(Extracted records)
++++++++

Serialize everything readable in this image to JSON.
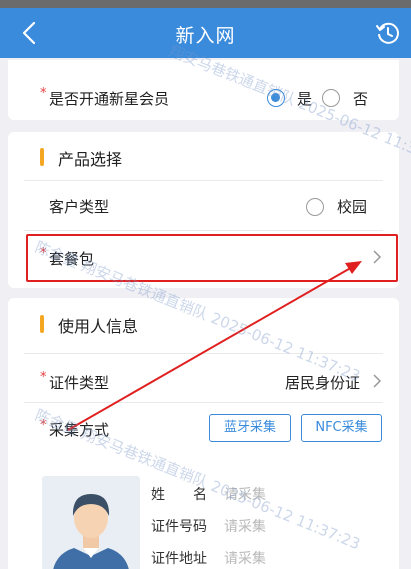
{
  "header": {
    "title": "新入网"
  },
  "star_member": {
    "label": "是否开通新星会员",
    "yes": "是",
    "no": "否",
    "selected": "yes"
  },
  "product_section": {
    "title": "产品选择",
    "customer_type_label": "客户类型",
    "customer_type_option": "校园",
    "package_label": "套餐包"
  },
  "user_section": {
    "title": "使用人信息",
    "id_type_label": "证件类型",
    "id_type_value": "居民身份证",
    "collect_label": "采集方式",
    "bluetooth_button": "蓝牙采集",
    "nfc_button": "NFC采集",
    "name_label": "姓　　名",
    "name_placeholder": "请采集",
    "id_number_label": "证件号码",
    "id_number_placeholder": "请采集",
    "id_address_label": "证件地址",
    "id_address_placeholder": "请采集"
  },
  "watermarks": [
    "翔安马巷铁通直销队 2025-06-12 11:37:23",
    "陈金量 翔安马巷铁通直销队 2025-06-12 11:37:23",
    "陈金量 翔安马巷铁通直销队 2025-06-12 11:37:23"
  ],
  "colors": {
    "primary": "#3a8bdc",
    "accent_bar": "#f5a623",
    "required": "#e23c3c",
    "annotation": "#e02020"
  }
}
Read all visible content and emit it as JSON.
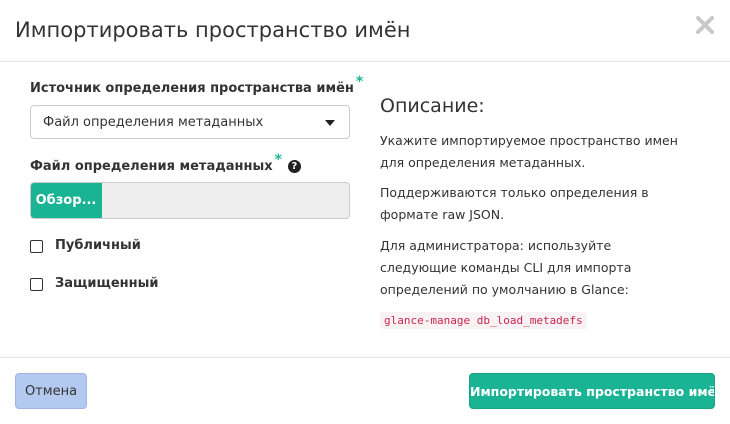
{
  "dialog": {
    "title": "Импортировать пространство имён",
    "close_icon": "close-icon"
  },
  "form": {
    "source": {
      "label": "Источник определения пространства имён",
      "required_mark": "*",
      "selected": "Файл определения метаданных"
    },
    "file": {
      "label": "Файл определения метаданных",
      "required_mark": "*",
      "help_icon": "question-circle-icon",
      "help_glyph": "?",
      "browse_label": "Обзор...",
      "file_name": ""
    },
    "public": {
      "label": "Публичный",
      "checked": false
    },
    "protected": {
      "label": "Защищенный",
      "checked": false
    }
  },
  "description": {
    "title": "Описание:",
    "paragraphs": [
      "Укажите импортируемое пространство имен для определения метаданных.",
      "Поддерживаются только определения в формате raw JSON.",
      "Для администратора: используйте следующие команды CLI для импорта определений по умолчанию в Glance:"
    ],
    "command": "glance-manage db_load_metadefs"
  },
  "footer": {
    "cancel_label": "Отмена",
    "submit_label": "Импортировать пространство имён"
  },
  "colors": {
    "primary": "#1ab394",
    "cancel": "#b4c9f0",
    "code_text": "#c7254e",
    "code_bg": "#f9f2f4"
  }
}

++++++++

▶ **Work to complete**: Using the material above, report each line where "Файл" occurs.

▶ **Task solution**:
      "selected": "Файл определения метаданных"
      "label": "Файл определения метаданных",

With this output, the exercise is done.